Saved entries
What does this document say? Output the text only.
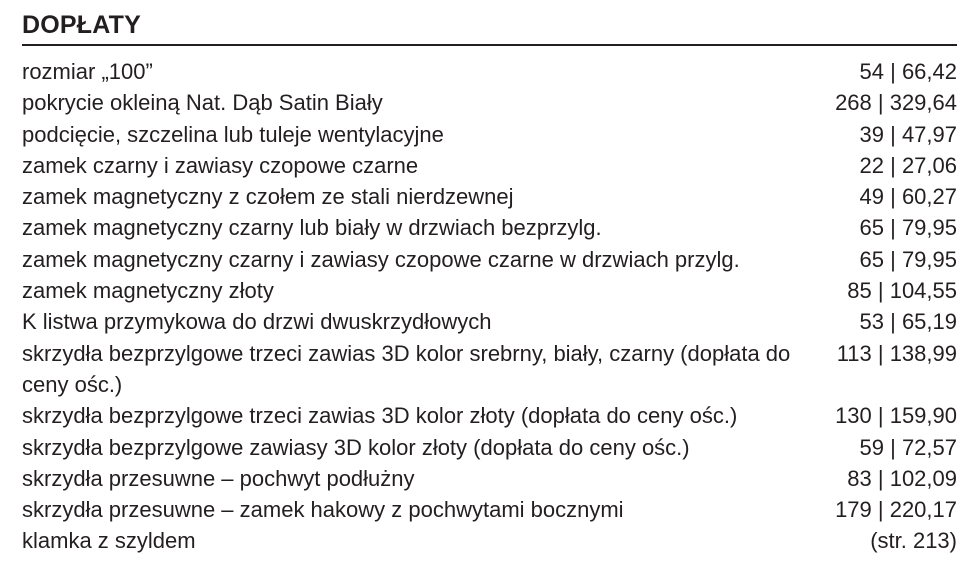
DOPŁATY
rozmiar „100”	54 | 66,42
pokrycie okleiną Nat. Dąb Satin Biały	268 | 329,64
podcięcie, szczelina lub tuleje wentylacyjne	39 | 47,97
zamek czarny i zawiasy czopowe czarne	22 | 27,06
zamek magnetyczny z czołem ze stali nierdzewnej	49 | 60,27
zamek magnetyczny czarny lub biały w drzwiach bezprzylg.	65 | 79,95
zamek magnetyczny czarny i zawiasy czopowe czarne w drzwiach przylg.	65 | 79,95
zamek magnetyczny złoty	85 | 104,55
K listwa przymykowa do drzwi dwuskrzydłowych	53 | 65,19
skrzydła bezprzylgowe trzeci zawias 3D kolor srebrny, biały, czarny (dopłata do ceny ośc.)
113 | 138,99
skrzydła bezprzylgowe trzeci zawias 3D kolor złoty (dopłata do ceny ośc.)	130 | 159,90
skrzydła bezprzylgowe zawiasy 3D kolor złoty (dopłata do ceny ośc.)	59 | 72,57
skrzydła przesuwne – pochwyt podłużny	83 | 102,09
skrzydła przesuwne – zamek hakowy z pochwytami bocznymi	179 | 220,17
klamka z szyldem	(str. 213)
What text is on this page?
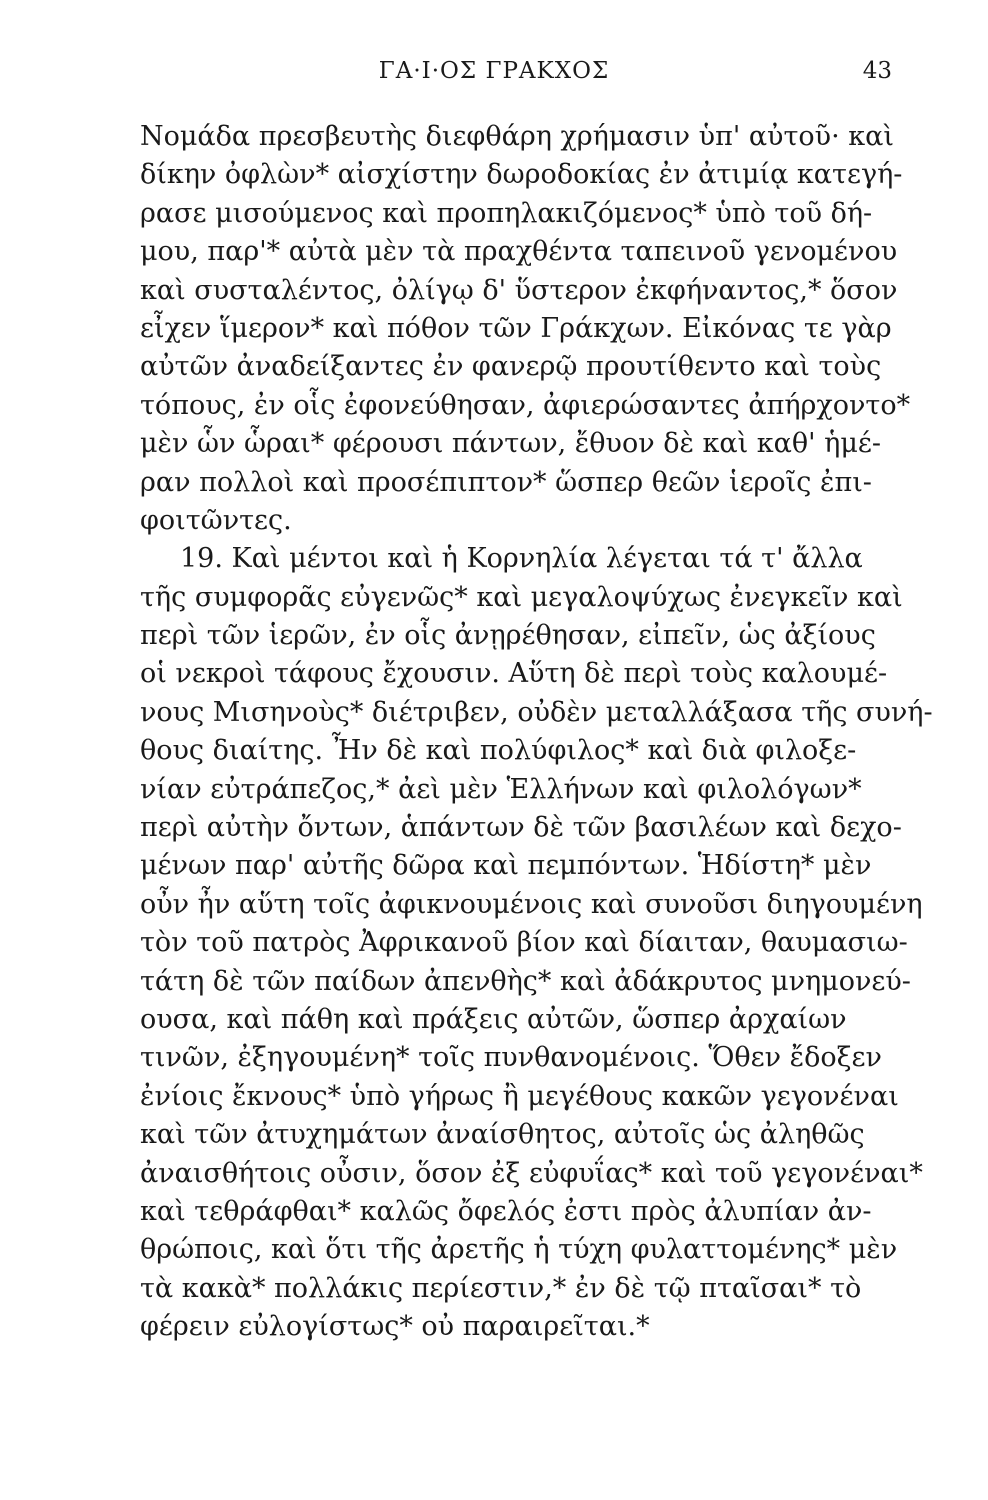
ΓΑ·Ι·ΟΣ ΓΡΑΚΧΟΣ	43
Νομάδα πρεσβευτὴς διεφθάρη χρήμασιν ὑπ' αὐτοῦ· καὶ
δίκην ὀφλὼν* αἰσχίστην δωροδοκίας ἐν ἀτιμίᾳ κατεγή-
ρασε μισούμενος καὶ προπηλακιζόμενος* ὑπὸ τοῦ δή-
μου, παρ'* αὐτὰ μὲν τὰ πραχθέντα ταπεινοῦ γενομένου
καὶ συσταλέντος, ὀλίγῳ δ' ὕστερον ἐκφήναντος,* ὅσον
εἶχεν ἵμερον* καὶ πόθον τῶν Γράκχων. Εἰκόνας τε γὰρ
αὐτῶν ἀναδείξαντες ἐν φανερῷ προυτίθεντο καὶ τοὺς
τόπους, ἐν οἷς ἐφονεύθησαν, ἀφιερώσαντες ἀπήρχοντο*
μὲν ὧν ὧραι* φέρουσι πάντων, ἔθυον δὲ καὶ καθ' ἡμέ-
ραν πολλοὶ καὶ προσέπιπτον* ὥσπερ θεῶν ἱεροῖς ἐπι-
φοιτῶντες.
19. Καὶ μέντοι καὶ ἡ Κορνηλία λέγεται τά τ' ἄλλα
τῆς συμφορᾶς εὐγενῶς* καὶ μεγαλοψύχως ἐνεγκεῖν καὶ
περὶ τῶν ἱερῶν, ἐν οἷς ἀνῃρέθησαν, εἰπεῖν, ὡς ἀξίους
οἱ νεκροὶ τάφους ἔχουσιν. Αὕτη δὲ περὶ τοὺς καλουμέ-
νους Μισηνοὺς* διέτριβεν, οὐδὲν μεταλλάξασα τῆς συνή-
θους διαίτης. Ἦν δὲ καὶ πολύφιλος* καὶ διὰ φιλοξε-
νίαν εὐτράπεζος,* ἀεὶ μὲν Ἑλλήνων καὶ φιλολόγων*
περὶ αὐτὴν ὄντων, ἁπάντων δὲ τῶν βασιλέων καὶ δεχο-
μένων παρ' αὐτῆς δῶρα καὶ πεμπόντων. Ἡδίστη* μὲν
οὖν ἦν αὕτη τοῖς ἀφικνουμένοις καὶ συνοῦσι διηγουμένη
τὸν τοῦ πατρὸς Ἀφρικανοῦ βίον καὶ δίαιταν, θαυμασιω-
τάτη δὲ τῶν παίδων ἀπενθὴς* καὶ ἀδάκρυτος μνημονεύ-
ουσα, καὶ πάθη καὶ πράξεις αὐτῶν, ὥσπερ ἀρχαίων
τινῶν, ἐξηγουμένη* τοῖς πυνθανομένοις. Ὅθεν ἔδοξεν
ἐνίοις ἔκνους* ὑπὸ γήρως ἢ μεγέθους κακῶν γεγονέναι
καὶ τῶν ἀτυχημάτων ἀναίσθητος, αὐτοῖς ὡς ἀληθῶς
ἀναισθήτοις οὖσιν, ὅσον ἐξ εὐφυΐας* καὶ τοῦ γεγονέναι*
καὶ τεθράφθαι* καλῶς ὄφελός ἐστι πρὸς ἀλυπίαν ἀν-
θρώποις, καὶ ὅτι τῆς ἀρετῆς ἡ τύχη φυλαττομένης* μὲν
τὰ κακὰ* πολλάκις περίεστιν,* ἐν δὲ τῷ πταῖσαι* τὸ
φέρειν εὐλογίστως* οὐ παραιρεῖται.*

TASK TO COMPLETE: Look through the entries above for the word "τοὺς". Copy every line where it shows up.

ANSWER TO THIS EXERCISE:
αὐτῶν ἀναδείξαντες ἐν φανερῷ προυτίθεντο καὶ τοὺς
οἱ νεκροὶ τάφους ἔχουσιν. Αὕτη δὲ περὶ τοὺς καλουμέ-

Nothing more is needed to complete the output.